- Supplied entries -
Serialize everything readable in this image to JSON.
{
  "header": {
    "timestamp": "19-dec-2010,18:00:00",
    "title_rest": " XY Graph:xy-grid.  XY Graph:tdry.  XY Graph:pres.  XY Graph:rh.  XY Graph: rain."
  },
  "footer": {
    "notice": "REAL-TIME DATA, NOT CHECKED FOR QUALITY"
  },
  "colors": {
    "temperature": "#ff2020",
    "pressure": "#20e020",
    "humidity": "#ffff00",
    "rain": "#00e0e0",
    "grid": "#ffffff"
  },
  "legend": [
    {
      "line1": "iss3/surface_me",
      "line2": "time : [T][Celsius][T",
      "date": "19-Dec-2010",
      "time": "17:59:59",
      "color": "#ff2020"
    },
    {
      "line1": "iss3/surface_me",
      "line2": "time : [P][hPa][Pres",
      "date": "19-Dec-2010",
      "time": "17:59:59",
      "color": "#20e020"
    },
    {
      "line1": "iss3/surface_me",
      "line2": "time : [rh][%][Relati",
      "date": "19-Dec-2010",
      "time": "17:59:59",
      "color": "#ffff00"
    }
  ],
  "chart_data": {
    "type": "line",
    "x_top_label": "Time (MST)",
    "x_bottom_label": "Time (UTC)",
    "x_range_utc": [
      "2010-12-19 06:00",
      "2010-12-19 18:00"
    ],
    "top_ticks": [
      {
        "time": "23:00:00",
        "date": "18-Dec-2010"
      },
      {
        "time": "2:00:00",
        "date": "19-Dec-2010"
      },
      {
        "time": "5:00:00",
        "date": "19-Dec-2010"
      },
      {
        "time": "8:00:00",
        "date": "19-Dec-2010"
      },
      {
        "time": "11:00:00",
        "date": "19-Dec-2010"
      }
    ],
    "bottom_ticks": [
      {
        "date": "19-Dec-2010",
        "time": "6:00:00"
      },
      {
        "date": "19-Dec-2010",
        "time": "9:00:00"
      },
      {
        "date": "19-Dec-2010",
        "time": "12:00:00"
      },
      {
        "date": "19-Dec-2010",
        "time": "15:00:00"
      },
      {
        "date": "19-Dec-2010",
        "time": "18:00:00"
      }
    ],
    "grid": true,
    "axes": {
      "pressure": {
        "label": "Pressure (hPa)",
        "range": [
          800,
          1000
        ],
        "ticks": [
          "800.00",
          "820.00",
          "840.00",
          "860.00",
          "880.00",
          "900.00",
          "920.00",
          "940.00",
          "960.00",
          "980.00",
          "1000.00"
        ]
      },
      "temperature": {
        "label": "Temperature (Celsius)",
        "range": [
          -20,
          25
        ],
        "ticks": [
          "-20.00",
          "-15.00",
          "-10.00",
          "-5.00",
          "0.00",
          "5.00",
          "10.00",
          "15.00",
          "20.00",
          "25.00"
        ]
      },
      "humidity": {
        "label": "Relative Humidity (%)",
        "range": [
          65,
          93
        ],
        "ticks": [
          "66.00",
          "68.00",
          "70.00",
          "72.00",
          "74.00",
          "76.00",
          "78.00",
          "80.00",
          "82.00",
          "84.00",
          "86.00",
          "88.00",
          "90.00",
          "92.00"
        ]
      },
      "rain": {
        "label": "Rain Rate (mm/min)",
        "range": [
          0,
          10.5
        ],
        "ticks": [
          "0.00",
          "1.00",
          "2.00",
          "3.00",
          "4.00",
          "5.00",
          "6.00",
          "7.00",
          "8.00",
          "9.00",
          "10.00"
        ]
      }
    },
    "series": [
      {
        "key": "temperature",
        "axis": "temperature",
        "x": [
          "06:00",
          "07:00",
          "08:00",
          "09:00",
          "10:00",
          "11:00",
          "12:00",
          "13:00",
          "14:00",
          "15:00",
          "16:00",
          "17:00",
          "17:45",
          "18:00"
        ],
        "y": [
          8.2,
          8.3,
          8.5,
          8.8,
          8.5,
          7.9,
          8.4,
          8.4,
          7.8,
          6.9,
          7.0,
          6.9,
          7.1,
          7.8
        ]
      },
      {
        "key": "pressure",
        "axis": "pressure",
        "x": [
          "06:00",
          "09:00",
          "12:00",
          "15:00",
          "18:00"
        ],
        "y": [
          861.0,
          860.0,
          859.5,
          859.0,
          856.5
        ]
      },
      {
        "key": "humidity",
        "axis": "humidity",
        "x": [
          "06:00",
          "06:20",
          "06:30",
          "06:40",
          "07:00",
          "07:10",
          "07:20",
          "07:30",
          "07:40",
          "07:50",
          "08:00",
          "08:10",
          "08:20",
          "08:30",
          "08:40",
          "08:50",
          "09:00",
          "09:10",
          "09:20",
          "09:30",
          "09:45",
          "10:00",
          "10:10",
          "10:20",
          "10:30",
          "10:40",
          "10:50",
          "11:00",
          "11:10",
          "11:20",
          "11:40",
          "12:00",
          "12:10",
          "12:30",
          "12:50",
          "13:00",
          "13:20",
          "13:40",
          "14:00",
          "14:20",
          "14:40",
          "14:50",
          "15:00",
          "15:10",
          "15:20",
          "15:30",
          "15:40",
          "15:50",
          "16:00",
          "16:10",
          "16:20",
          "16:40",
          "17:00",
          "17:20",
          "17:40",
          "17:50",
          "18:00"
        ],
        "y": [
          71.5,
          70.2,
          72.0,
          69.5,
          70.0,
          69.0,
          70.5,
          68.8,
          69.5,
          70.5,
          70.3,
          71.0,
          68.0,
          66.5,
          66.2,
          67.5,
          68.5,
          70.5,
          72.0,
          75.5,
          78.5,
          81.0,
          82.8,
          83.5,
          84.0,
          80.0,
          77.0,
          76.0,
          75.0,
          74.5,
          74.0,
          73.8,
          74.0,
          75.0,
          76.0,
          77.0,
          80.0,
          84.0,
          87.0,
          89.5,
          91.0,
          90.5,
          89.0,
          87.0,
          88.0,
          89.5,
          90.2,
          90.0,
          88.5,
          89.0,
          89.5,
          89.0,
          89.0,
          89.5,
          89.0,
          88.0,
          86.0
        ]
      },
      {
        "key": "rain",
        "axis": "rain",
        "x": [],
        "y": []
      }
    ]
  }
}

- Work to be completed -
Each entry must be reproduced verbatim.

- Response to the task -
Serialize everything readable in this image to JSON.
{
  "header": {
    "timestamp": "19-dec-2010,18:00:00",
    "title_rest": " XY Graph:xy-grid.  XY Graph:tdry.  XY Graph:pres.  XY Graph:rh.  XY Graph: rain."
  },
  "footer": {
    "notice": "REAL-TIME DATA, NOT CHECKED FOR QUALITY"
  },
  "colors": {
    "temperature": "#ff2020",
    "pressure": "#20e020",
    "humidity": "#ffff00",
    "rain": "#00e0e0",
    "grid": "#ffffff"
  },
  "legend": [
    {
      "line1": "iss3/surface_me",
      "line2": "time : [T][Celsius][T",
      "date": "19-Dec-2010",
      "time": "17:59:59",
      "color": "#ff2020"
    },
    {
      "line1": "iss3/surface_me",
      "line2": "time : [P][hPa][Pres",
      "date": "19-Dec-2010",
      "time": "17:59:59",
      "color": "#20e020"
    },
    {
      "line1": "iss3/surface_me",
      "line2": "time : [rh][%][Relati",
      "date": "19-Dec-2010",
      "time": "17:59:59",
      "color": "#ffff00"
    }
  ],
  "chart_data": {
    "type": "line",
    "x_top_label": "Time (MST)",
    "x_bottom_label": "Time (UTC)",
    "x_range_utc": [
      "2010-12-19 06:00",
      "2010-12-19 18:00"
    ],
    "top_ticks": [
      {
        "time": "23:00:00",
        "date": "18-Dec-2010"
      },
      {
        "time": "2:00:00",
        "date": "19-Dec-2010"
      },
      {
        "time": "5:00:00",
        "date": "19-Dec-2010"
      },
      {
        "time": "8:00:00",
        "date": "19-Dec-2010"
      },
      {
        "time": "11:00:00",
        "date": "19-Dec-2010"
      }
    ],
    "bottom_ticks": [
      {
        "date": "19-Dec-2010",
        "time": "6:00:00"
      },
      {
        "date": "19-Dec-2010",
        "time": "9:00:00"
      },
      {
        "date": "19-Dec-2010",
        "time": "12:00:00"
      },
      {
        "date": "19-Dec-2010",
        "time": "15:00:00"
      },
      {
        "date": "19-Dec-2010",
        "time": "18:00:00"
      }
    ],
    "grid": true,
    "axes": {
      "pressure": {
        "label": "Pressure (hPa)",
        "range": [
          800,
          1000
        ],
        "ticks": [
          "800.00",
          "820.00",
          "840.00",
          "860.00",
          "880.00",
          "900.00",
          "920.00",
          "940.00",
          "960.00",
          "980.00",
          "1000.00"
        ]
      },
      "temperature": {
        "label": "Temperature (Celsius)",
        "range": [
          -20,
          25
        ],
        "ticks": [
          "-20.00",
          "-15.00",
          "-10.00",
          "-5.00",
          "0.00",
          "5.00",
          "10.00",
          "15.00",
          "20.00",
          "25.00"
        ]
      },
      "humidity": {
        "label": "Relative Humidity (%)",
        "range": [
          65,
          93
        ],
        "ticks": [
          "66.00",
          "68.00",
          "70.00",
          "72.00",
          "74.00",
          "76.00",
          "78.00",
          "80.00",
          "82.00",
          "84.00",
          "86.00",
          "88.00",
          "90.00",
          "92.00"
        ]
      },
      "rain": {
        "label": "Rain Rate (mm/min)",
        "range": [
          0,
          10.5
        ],
        "ticks": [
          "0.00",
          "1.00",
          "2.00",
          "3.00",
          "4.00",
          "5.00",
          "6.00",
          "7.00",
          "8.00",
          "9.00",
          "10.00"
        ]
      }
    },
    "series": [
      {
        "key": "temperature",
        "axis": "temperature",
        "x": [
          "06:00",
          "07:00",
          "08:00",
          "09:00",
          "10:00",
          "11:00",
          "12:00",
          "13:00",
          "14:00",
          "15:00",
          "16:00",
          "17:00",
          "17:45",
          "18:00"
        ],
        "y": [
          8.2,
          8.3,
          8.5,
          8.8,
          8.5,
          7.9,
          8.4,
          8.4,
          7.8,
          6.9,
          7.0,
          6.9,
          7.1,
          7.8
        ]
      },
      {
        "key": "pressure",
        "axis": "pressure",
        "x": [
          "06:00",
          "09:00",
          "12:00",
          "15:00",
          "18:00"
        ],
        "y": [
          861.0,
          860.0,
          859.5,
          859.0,
          856.5
        ]
      },
      {
        "key": "humidity",
        "axis": "humidity",
        "x": [
          "06:00",
          "06:20",
          "06:30",
          "06:40",
          "07:00",
          "07:10",
          "07:20",
          "07:30",
          "07:40",
          "07:50",
          "08:00",
          "08:10",
          "08:20",
          "08:30",
          "08:40",
          "08:50",
          "09:00",
          "09:10",
          "09:20",
          "09:30",
          "09:45",
          "10:00",
          "10:10",
          "10:20",
          "10:30",
          "10:40",
          "10:50",
          "11:00",
          "11:10",
          "11:20",
          "11:40",
          "12:00",
          "12:10",
          "12:30",
          "12:50",
          "13:00",
          "13:20",
          "13:40",
          "14:00",
          "14:20",
          "14:40",
          "14:50",
          "15:00",
          "15:10",
          "15:20",
          "15:30",
          "15:40",
          "15:50",
          "16:00",
          "16:10",
          "16:20",
          "16:40",
          "17:00",
          "17:20",
          "17:40",
          "17:50",
          "18:00"
        ],
        "y": [
          71.5,
          70.2,
          72.0,
          69.5,
          70.0,
          69.0,
          70.5,
          68.8,
          69.5,
          70.5,
          70.3,
          71.0,
          68.0,
          66.5,
          66.2,
          67.5,
          68.5,
          70.5,
          72.0,
          75.5,
          78.5,
          81.0,
          82.8,
          83.5,
          84.0,
          80.0,
          77.0,
          76.0,
          75.0,
          74.5,
          74.0,
          73.8,
          74.0,
          75.0,
          76.0,
          77.0,
          80.0,
          84.0,
          87.0,
          89.5,
          91.0,
          90.5,
          89.0,
          87.0,
          88.0,
          89.5,
          90.2,
          90.0,
          88.5,
          89.0,
          89.5,
          89.0,
          89.0,
          89.5,
          89.0,
          88.0,
          86.0
        ]
      },
      {
        "key": "rain",
        "axis": "rain",
        "x": [],
        "y": []
      }
    ]
  }
}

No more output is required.